What the exercise asks = Locate and copy each line in the data that contains the word "right".

Dataset excerpts =
=-=-=-=-=

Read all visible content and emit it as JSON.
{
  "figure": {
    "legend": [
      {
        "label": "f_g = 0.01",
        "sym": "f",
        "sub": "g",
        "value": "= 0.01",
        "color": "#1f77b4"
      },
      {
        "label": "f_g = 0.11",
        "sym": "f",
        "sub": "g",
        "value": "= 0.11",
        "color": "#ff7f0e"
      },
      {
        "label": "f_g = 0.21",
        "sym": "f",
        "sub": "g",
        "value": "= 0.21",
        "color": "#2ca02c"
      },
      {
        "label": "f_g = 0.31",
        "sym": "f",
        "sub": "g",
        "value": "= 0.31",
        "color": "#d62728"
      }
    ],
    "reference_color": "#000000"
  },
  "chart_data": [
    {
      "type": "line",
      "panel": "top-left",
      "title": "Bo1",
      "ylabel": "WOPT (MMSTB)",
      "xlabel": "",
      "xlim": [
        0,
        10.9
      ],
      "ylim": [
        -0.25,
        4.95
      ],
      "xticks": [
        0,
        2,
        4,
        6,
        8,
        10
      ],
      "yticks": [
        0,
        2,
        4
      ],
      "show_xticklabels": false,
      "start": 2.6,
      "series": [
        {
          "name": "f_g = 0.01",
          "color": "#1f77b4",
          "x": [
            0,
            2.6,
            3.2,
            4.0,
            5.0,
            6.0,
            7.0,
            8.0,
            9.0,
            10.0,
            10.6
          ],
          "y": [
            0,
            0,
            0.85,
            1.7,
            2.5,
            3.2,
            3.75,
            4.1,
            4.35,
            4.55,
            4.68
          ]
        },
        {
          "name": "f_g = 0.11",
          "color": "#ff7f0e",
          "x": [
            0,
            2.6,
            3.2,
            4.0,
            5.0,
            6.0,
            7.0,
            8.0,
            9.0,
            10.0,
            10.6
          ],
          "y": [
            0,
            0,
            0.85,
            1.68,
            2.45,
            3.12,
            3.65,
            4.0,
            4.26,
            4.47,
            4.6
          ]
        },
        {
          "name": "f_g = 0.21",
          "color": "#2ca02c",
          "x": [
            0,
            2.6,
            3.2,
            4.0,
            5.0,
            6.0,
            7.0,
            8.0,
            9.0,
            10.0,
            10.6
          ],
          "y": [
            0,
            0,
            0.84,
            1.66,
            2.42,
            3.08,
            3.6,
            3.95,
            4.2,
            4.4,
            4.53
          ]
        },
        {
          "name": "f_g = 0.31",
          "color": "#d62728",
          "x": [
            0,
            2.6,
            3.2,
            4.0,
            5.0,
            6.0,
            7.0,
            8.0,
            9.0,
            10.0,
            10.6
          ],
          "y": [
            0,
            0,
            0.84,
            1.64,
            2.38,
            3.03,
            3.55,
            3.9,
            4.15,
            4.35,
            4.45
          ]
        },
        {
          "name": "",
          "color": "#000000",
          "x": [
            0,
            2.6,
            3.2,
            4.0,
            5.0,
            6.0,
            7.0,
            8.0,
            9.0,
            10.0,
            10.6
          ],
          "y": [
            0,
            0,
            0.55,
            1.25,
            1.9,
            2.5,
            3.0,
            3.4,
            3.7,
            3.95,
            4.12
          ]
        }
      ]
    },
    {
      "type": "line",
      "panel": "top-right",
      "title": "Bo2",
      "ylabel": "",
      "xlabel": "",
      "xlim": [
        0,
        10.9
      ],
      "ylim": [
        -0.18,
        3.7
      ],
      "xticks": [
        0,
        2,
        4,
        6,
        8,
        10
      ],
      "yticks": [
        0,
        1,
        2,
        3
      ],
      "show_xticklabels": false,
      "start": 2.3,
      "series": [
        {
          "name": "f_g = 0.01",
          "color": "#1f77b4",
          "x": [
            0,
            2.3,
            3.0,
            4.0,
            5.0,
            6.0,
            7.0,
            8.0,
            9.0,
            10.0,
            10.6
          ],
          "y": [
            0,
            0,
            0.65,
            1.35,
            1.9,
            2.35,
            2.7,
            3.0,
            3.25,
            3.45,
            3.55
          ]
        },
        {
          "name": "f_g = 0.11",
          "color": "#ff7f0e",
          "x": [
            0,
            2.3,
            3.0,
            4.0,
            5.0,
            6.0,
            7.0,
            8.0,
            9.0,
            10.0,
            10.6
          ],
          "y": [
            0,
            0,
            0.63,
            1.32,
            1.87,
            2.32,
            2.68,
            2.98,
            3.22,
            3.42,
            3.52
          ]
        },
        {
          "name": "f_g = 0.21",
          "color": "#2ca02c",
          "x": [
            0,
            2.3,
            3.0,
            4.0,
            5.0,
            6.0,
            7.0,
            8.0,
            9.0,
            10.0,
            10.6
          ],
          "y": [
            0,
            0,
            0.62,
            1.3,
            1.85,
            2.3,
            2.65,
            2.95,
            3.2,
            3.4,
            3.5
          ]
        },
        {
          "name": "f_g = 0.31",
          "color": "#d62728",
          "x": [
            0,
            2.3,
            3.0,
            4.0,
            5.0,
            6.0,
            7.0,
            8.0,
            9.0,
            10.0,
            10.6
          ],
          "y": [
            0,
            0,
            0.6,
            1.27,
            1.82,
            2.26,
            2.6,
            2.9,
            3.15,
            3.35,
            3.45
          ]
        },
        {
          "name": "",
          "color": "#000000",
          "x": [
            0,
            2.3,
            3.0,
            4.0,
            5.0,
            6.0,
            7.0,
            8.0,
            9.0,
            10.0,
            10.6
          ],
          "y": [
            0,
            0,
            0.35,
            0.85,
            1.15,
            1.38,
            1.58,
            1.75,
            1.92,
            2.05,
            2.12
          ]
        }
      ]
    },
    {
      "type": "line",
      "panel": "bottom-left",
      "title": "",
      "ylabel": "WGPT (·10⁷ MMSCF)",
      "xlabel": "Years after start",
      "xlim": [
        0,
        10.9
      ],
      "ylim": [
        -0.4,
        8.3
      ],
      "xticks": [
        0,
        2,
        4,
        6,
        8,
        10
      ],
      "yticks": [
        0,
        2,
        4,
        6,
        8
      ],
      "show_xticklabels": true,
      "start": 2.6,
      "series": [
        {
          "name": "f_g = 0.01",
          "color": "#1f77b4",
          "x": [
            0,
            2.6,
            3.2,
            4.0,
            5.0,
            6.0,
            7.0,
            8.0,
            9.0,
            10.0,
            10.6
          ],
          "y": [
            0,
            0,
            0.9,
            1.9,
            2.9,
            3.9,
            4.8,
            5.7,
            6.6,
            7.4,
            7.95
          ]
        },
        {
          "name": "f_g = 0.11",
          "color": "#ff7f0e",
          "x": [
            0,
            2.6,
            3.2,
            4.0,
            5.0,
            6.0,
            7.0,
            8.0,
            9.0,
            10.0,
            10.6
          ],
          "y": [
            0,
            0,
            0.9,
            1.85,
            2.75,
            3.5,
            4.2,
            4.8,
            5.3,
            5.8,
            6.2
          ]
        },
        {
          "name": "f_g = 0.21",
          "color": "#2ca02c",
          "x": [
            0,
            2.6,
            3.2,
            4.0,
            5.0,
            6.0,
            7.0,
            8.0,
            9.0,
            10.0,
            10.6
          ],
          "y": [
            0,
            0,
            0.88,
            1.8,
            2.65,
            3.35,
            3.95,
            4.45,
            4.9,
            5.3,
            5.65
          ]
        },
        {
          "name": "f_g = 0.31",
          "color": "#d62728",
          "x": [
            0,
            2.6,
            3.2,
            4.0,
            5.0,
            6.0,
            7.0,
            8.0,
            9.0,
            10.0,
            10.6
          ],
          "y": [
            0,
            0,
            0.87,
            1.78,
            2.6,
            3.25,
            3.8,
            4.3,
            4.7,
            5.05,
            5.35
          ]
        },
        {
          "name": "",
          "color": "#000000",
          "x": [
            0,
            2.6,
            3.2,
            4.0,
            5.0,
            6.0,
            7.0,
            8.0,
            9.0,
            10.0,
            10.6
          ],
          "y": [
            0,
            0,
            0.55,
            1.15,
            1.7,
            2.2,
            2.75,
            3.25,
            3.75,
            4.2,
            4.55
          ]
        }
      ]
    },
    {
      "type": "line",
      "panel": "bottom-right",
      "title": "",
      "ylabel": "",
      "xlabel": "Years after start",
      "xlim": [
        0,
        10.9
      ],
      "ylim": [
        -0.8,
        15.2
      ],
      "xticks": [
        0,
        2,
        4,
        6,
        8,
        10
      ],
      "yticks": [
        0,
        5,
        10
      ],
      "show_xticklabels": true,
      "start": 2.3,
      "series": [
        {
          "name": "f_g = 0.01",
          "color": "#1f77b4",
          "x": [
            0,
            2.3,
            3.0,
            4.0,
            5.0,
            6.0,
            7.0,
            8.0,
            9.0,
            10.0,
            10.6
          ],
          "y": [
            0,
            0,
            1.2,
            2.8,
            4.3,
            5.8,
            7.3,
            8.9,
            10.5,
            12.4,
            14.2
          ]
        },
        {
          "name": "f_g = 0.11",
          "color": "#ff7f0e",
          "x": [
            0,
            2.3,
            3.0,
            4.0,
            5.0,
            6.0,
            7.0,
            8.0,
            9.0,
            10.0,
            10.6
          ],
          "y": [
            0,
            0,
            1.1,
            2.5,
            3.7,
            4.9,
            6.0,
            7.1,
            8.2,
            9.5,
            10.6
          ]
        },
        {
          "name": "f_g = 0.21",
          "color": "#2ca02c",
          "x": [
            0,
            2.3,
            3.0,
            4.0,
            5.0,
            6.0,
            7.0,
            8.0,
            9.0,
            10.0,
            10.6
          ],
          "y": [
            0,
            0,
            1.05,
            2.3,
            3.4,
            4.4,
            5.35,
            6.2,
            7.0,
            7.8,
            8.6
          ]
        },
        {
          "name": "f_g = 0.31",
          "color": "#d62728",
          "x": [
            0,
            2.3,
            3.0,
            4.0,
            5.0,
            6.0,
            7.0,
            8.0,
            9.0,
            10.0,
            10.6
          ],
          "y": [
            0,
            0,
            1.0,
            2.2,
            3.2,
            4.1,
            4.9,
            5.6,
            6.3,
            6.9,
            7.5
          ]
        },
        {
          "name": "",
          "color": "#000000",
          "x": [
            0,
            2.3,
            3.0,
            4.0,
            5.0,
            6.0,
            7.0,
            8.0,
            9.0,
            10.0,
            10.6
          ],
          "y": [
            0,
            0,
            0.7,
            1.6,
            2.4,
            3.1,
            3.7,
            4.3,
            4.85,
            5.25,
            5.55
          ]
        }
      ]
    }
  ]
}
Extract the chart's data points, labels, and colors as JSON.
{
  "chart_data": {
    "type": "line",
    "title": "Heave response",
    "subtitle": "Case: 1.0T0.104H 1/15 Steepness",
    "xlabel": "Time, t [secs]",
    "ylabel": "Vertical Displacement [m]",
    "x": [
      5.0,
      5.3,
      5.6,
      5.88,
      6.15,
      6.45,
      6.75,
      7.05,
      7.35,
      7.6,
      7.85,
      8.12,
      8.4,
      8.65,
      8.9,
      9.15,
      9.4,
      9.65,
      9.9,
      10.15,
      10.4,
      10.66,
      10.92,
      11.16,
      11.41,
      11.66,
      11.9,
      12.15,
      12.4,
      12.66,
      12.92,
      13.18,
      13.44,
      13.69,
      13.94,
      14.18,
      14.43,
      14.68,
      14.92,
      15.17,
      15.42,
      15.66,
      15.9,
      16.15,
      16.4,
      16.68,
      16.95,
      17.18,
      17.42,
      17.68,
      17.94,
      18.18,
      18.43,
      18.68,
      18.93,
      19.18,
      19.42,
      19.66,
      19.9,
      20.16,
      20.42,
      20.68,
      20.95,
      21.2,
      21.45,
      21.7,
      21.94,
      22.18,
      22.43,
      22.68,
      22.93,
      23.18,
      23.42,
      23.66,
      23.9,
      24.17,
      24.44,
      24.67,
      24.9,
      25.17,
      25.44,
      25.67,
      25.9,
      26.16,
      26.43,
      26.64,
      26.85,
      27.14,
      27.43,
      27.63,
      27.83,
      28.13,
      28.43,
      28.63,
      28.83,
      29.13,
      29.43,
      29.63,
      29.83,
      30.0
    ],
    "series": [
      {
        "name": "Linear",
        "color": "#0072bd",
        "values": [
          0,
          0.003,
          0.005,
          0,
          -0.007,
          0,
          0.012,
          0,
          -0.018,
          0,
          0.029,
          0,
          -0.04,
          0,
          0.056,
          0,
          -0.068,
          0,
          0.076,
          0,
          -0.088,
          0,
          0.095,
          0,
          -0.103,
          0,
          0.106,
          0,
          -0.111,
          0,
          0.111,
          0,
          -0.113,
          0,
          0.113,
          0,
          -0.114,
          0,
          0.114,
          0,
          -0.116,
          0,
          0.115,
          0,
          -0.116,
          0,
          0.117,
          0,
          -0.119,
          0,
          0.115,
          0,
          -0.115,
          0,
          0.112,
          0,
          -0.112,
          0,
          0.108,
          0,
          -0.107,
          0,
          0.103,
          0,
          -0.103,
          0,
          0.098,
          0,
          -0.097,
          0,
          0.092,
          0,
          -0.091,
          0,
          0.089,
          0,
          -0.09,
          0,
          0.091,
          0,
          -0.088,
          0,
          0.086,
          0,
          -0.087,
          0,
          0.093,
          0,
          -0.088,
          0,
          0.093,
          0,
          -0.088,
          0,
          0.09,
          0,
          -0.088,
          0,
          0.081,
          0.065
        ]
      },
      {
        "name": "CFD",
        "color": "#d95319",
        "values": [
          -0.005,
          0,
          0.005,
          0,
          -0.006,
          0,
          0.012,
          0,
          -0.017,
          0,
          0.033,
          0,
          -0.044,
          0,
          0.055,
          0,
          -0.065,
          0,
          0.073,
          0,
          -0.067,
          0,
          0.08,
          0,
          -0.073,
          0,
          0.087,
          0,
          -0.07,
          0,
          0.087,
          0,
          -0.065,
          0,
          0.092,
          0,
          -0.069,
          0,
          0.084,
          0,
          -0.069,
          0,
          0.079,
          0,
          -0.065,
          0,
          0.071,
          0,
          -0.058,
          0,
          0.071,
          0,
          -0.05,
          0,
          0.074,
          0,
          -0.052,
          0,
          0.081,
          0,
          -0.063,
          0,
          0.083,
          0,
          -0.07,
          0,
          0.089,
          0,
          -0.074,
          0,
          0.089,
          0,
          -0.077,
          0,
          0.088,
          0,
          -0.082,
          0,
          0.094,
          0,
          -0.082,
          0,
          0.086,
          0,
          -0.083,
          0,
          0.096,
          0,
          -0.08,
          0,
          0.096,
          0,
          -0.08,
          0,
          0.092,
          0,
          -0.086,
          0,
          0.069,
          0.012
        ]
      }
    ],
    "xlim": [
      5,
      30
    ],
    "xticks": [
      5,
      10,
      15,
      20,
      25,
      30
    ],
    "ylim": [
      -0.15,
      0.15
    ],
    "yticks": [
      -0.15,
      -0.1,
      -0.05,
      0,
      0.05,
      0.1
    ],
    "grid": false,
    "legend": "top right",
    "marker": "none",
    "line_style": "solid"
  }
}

=-=-=-=-=

Exercise response =
      "panel": "top-right",
      "panel": "bottom-right",
    "legend": "top right",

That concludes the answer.